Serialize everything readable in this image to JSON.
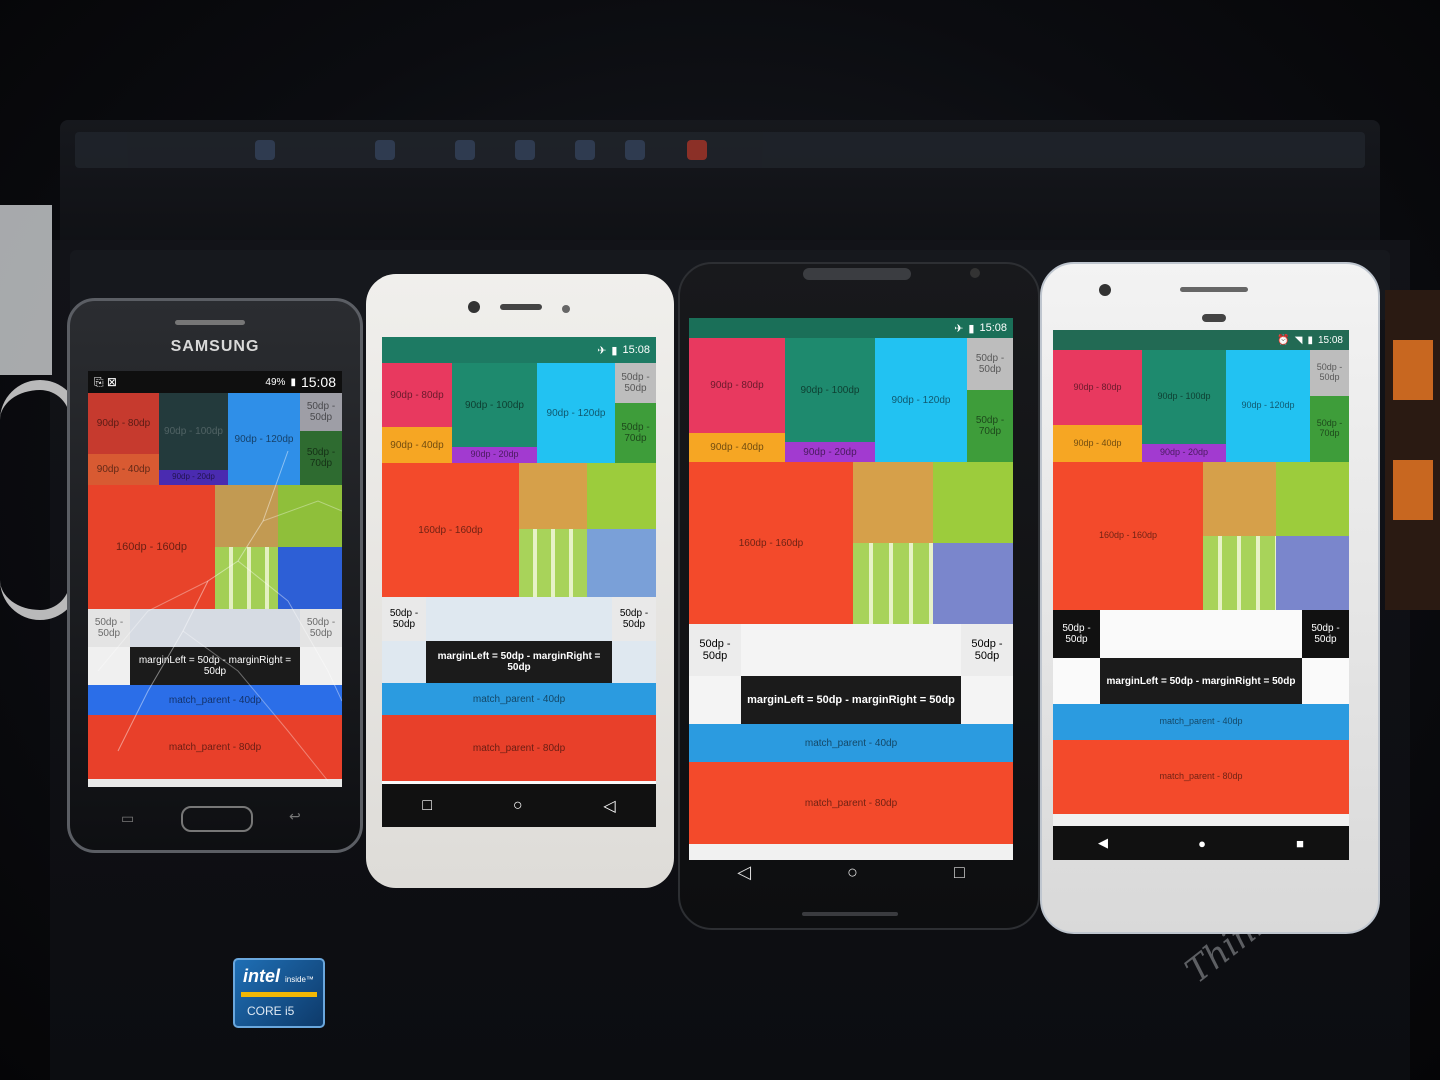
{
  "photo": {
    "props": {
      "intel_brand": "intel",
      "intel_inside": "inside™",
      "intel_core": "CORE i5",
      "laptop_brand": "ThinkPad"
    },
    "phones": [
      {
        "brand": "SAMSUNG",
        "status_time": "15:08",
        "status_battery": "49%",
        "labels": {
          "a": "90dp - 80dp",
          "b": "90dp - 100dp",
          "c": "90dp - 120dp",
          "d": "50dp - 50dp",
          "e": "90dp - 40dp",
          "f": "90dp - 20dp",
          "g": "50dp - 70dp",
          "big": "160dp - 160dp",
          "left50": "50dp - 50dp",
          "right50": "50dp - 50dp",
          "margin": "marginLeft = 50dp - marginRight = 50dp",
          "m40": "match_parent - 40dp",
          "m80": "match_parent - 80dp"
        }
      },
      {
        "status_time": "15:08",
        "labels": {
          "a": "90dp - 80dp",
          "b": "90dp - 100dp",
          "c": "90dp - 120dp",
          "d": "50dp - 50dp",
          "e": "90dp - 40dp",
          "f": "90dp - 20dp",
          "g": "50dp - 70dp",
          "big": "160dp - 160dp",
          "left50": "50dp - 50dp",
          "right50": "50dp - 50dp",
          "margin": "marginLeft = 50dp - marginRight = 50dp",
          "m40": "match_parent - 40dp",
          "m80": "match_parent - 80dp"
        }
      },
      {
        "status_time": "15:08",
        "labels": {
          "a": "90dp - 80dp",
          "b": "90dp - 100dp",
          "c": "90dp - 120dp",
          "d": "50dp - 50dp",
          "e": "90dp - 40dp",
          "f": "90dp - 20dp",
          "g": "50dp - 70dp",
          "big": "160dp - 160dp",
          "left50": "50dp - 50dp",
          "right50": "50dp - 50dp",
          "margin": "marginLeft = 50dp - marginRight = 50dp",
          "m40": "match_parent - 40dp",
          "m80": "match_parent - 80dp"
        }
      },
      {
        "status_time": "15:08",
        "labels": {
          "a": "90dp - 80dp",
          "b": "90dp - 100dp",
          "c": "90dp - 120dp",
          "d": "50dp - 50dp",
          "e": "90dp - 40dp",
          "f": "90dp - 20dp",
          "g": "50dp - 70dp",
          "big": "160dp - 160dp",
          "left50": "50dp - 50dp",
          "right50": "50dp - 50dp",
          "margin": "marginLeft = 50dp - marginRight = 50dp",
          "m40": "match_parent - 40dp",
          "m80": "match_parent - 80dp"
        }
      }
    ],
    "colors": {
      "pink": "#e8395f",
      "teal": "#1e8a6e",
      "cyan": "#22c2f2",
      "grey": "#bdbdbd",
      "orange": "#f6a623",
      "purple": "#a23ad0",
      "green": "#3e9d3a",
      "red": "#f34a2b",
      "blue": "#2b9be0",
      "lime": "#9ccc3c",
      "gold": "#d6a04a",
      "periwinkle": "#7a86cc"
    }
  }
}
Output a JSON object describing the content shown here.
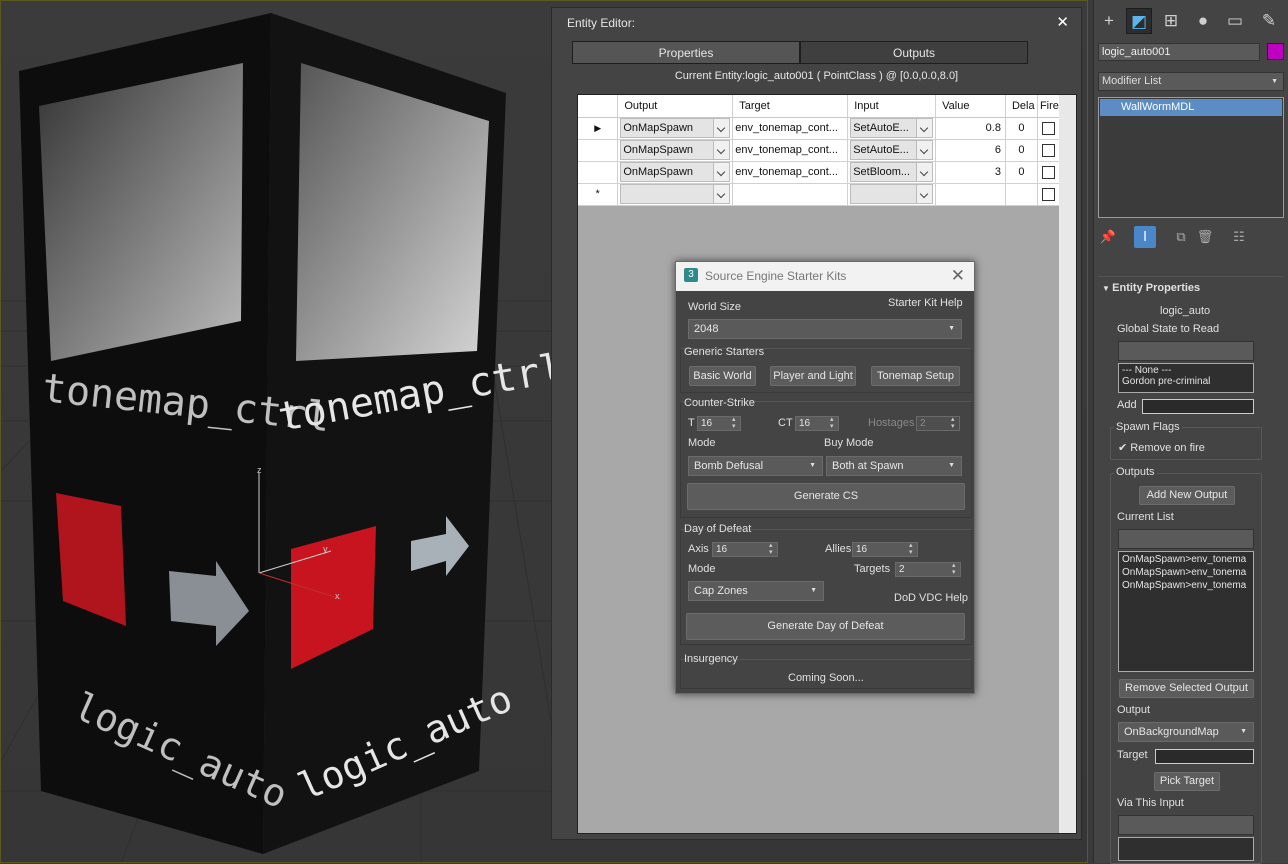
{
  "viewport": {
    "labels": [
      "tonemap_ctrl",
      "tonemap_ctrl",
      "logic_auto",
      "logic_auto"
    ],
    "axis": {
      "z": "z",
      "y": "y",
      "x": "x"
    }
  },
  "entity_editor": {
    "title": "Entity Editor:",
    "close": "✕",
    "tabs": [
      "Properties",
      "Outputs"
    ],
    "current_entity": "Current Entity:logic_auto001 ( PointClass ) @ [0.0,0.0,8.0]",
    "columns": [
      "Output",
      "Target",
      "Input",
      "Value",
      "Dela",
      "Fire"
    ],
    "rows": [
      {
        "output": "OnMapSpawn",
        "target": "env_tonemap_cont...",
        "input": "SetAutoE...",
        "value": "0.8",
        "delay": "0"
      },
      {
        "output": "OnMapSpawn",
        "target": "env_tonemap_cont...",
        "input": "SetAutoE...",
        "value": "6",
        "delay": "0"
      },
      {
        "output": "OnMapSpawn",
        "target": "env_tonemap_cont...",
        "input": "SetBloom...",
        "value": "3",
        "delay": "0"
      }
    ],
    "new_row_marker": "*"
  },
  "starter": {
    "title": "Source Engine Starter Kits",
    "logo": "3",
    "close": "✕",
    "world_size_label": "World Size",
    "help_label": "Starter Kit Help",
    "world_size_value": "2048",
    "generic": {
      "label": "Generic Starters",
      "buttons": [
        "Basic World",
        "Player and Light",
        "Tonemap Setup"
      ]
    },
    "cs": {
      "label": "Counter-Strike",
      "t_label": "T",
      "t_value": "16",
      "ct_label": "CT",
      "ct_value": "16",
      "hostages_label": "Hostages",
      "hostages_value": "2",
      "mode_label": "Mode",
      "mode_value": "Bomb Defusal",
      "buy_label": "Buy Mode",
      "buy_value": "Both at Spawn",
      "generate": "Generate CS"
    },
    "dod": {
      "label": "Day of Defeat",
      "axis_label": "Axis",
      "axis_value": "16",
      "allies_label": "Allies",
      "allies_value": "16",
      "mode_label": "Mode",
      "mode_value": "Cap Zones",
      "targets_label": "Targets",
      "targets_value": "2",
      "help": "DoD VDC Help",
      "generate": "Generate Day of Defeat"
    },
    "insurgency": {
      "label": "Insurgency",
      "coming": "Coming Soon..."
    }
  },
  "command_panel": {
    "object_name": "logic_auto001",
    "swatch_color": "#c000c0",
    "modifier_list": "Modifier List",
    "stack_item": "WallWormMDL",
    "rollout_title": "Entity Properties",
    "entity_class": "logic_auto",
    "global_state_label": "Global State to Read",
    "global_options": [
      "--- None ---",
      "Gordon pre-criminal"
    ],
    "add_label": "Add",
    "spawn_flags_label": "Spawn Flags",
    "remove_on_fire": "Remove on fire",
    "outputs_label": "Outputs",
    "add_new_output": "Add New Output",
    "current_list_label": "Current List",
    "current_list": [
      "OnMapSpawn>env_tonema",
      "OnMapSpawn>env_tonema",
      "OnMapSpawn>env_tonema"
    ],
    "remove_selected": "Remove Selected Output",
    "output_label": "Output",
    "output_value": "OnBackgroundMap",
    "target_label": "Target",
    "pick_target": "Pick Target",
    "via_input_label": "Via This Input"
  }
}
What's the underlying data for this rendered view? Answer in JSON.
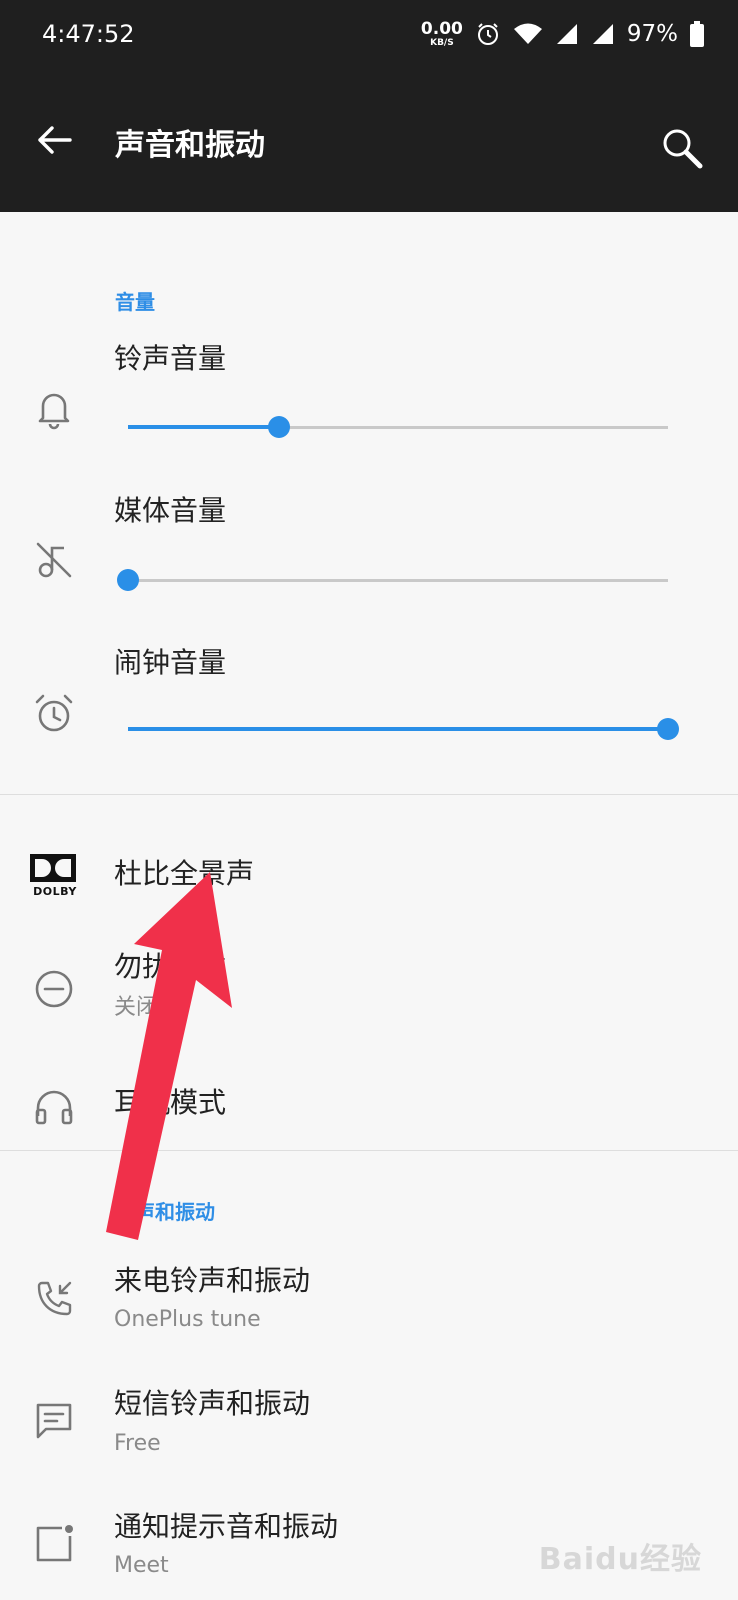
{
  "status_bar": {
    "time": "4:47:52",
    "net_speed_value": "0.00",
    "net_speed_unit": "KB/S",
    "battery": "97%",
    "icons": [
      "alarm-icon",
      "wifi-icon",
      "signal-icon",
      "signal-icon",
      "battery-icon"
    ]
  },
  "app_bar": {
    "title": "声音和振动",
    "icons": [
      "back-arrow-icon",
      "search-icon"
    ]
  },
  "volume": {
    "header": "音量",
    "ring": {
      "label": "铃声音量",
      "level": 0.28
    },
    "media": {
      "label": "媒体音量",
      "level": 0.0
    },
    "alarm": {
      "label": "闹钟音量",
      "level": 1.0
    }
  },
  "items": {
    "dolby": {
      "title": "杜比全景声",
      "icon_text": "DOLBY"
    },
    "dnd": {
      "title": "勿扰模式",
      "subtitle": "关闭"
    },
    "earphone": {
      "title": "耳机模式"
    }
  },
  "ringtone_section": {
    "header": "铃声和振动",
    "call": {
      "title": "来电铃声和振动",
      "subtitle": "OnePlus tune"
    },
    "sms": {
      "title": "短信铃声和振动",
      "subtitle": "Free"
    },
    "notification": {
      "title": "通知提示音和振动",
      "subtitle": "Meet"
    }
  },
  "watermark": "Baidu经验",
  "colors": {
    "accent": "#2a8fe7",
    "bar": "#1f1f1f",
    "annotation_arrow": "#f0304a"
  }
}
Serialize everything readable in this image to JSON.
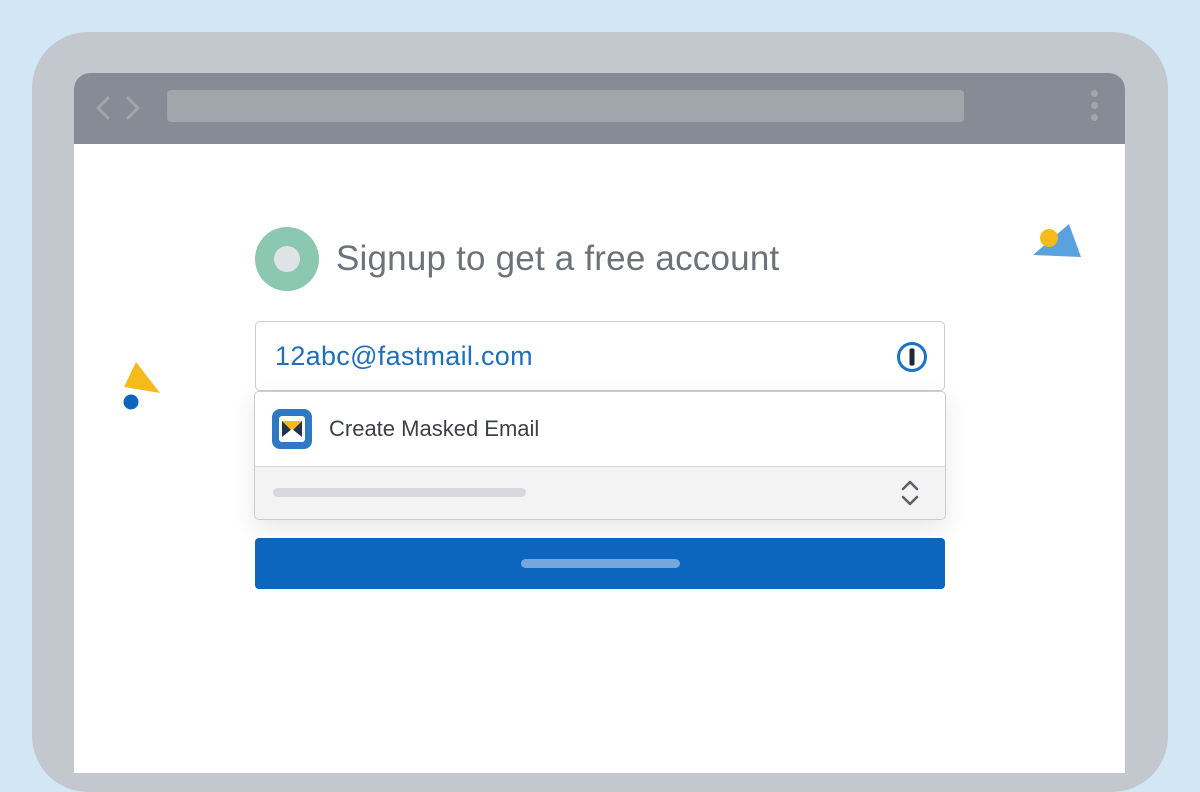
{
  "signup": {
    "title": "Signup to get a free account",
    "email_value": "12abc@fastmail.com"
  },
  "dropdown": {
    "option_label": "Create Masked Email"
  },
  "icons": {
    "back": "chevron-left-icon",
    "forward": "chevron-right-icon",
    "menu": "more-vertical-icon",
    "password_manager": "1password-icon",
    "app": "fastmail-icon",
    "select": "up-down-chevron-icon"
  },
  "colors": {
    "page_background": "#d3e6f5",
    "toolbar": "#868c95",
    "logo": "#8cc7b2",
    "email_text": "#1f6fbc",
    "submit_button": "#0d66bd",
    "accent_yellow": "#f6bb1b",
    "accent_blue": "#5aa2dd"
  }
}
----
#### Exercise description:
Which lines of the data above contain "Help"? Copy each one.

#### Output of the exercise:
    "help_label": "Starter Kit Help",
      "help": "DoD VDC Help",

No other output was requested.